_The records_:
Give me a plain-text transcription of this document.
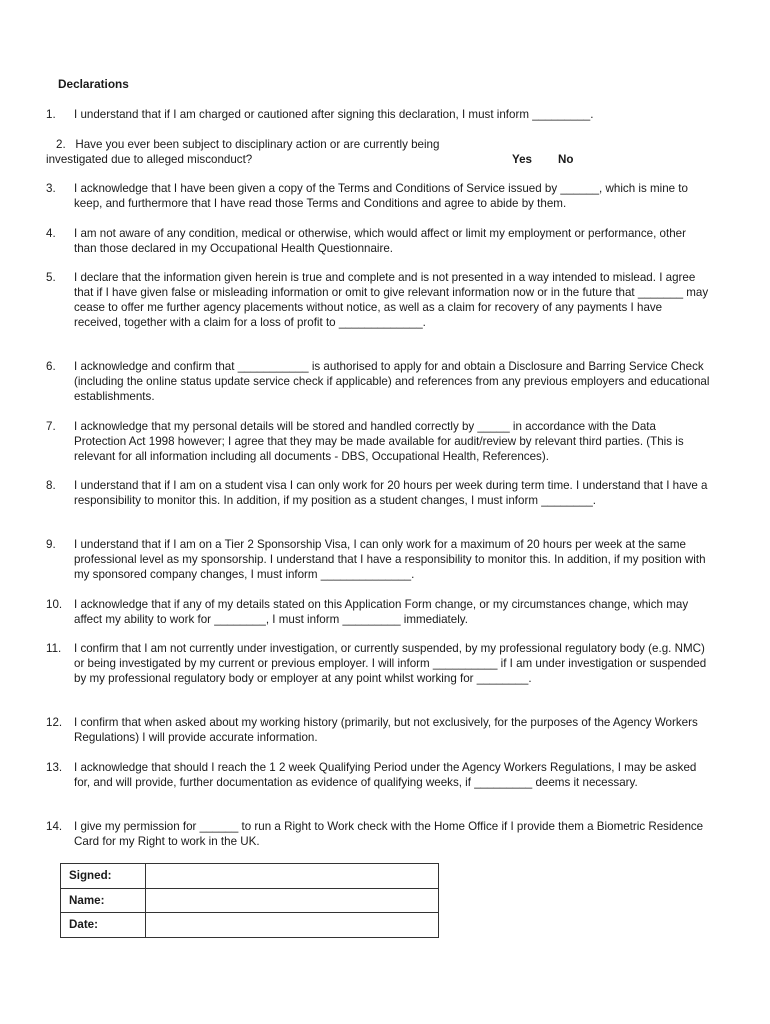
Declarations
1.	I understand that if I am charged or cautioned after signing this declaration, I must inform _________.
2. Have you ever been subject to disciplinary action or are currently being
investigated due to alleged misconduct?	Yes No
3.	I acknowledge that I have been given a copy of the Terms and Conditions of Service issued by ______, which is mine to keep, and furthermore that I have read those Terms and Conditions and agree to abide by them.
4.	I am not aware of any condition, medical or otherwise, which would affect or limit my employment or performance, other than those declared in my Occupational Health Questionnaire.
5.	I declare that the information given herein is true and complete and is not presented in a way intended to mislead. I agree that if I have given false or misleading information or omit to give relevant information now or in the future that _______ may cease to offer me further agency placements without notice, as well as a claim for recovery of any payments I have received, together with a claim for a loss of profit to _____________.
6.	I acknowledge and confirm that ___________ is authorised to apply for and obtain a Disclosure and Barring Service Check (including the online status update service check if applicable) and references from any previous employers and educational establishments.
7.	I acknowledge that my personal details will be stored and handled correctly by _____ in accordance with the Data Protection Act 1998 however; I agree that they may be made available for audit/review by relevant third parties. (This is relevant for all information including all documents - DBS, Occupational Health, References).
8.	I understand that if I am on a student visa I can only work for 20 hours per week during term time. I understand that I have a responsibility to monitor this. In addition, if my position as a student changes, I must inform ________.
9.	I understand that if I am on a Tier 2 Sponsorship Visa, I can only work for a maximum of 20 hours per week at the same professional level as my sponsorship. I understand that I have a responsibility to monitor this. In addition, if my position with my sponsored company changes, I must inform ______________.
10.	I acknowledge that if any of my details stated on this Application Form change, or my circumstances change, which may affect my ability to work for ________, I must inform _________ immediately.
11.	I confirm that I am not currently under investigation, or currently suspended, by my professional regulatory body (e.g. NMC) or being investigated by my current or previous employer. I will inform __________ if I am under investigation or suspended by my professional regulatory body or employer at any point whilst working for ________.
12.	I confirm that when asked about my working history (primarily, but not exclusively, for the purposes of the Agency Workers Regulations) I will provide accurate information.
13.	I acknowledge that should I reach the 1 2 week Qualifying Period under the Agency Workers Regulations, I may be asked for, and will provide, further documentation as evidence of qualifying weeks, if _________ deems it necessary.
14.	I give my permission for ______ to run a Right to Work check with the Home Office if I provide them a Biometric Residence Card for my Right to work in the UK.
Signed:	
Name:	
Date:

_Task details_:
Quote each record exactly as it stands, minus the pictures.

_Result of this exercise_:
Give me a plain-text transcription of this document.
Declarations
1.	I understand that if I am charged or cautioned after signing this declaration, I must inform _________.
2. Have you ever been subject to disciplinary action or are currently being
investigated due to alleged misconduct?	Yes No
3.	I acknowledge that I have been given a copy of the Terms and Conditions of Service issued by ______, which is mine to keep, and furthermore that I have read those Terms and Conditions and agree to abide by them.
4.	I am not aware of any condition, medical or otherwise, which would affect or limit my employment or performance, other than those declared in my Occupational Health Questionnaire.
5.	I declare that the information given herein is true and complete and is not presented in a way intended to mislead. I agree that if I have given false or misleading information or omit to give relevant information now or in the future that _______ may cease to offer me further agency placements without notice, as well as a claim for recovery of any payments I have received, together with a claim for a loss of profit to _____________.
6.	I acknowledge and confirm that ___________ is authorised to apply for and obtain a Disclosure and Barring Service Check (including the online status update service check if applicable) and references from any previous employers and educational establishments.
7.	I acknowledge that my personal details will be stored and handled correctly by _____ in accordance with the Data Protection Act 1998 however; I agree that they may be made available for audit/review by relevant third parties. (This is relevant for all information including all documents - DBS, Occupational Health, References).
8.	I understand that if I am on a student visa I can only work for 20 hours per week during term time. I understand that I have a responsibility to monitor this. In addition, if my position as a student changes, I must inform ________.
9.	I understand that if I am on a Tier 2 Sponsorship Visa, I can only work for a maximum of 20 hours per week at the same professional level as my sponsorship. I understand that I have a responsibility to monitor this. In addition, if my position with my sponsored company changes, I must inform ______________.
10.	I acknowledge that if any of my details stated on this Application Form change, or my circumstances change, which may affect my ability to work for ________, I must inform _________ immediately.
11.	I confirm that I am not currently under investigation, or currently suspended, by my professional regulatory body (e.g. NMC) or being investigated by my current or previous employer. I will inform __________ if I am under investigation or suspended by my professional regulatory body or employer at any point whilst working for ________.
12.	I confirm that when asked about my working history (primarily, but not exclusively, for the purposes of the Agency Workers Regulations) I will provide accurate information.
13.	I acknowledge that should I reach the 1 2 week Qualifying Period under the Agency Workers Regulations, I may be asked for, and will provide, further documentation as evidence of qualifying weeks, if _________ deems it necessary.
14.	I give my permission for ______ to run a Right to Work check with the Home Office if I provide them a Biometric Residence Card for my Right to work in the UK.
Signed:	
Name:	
Date:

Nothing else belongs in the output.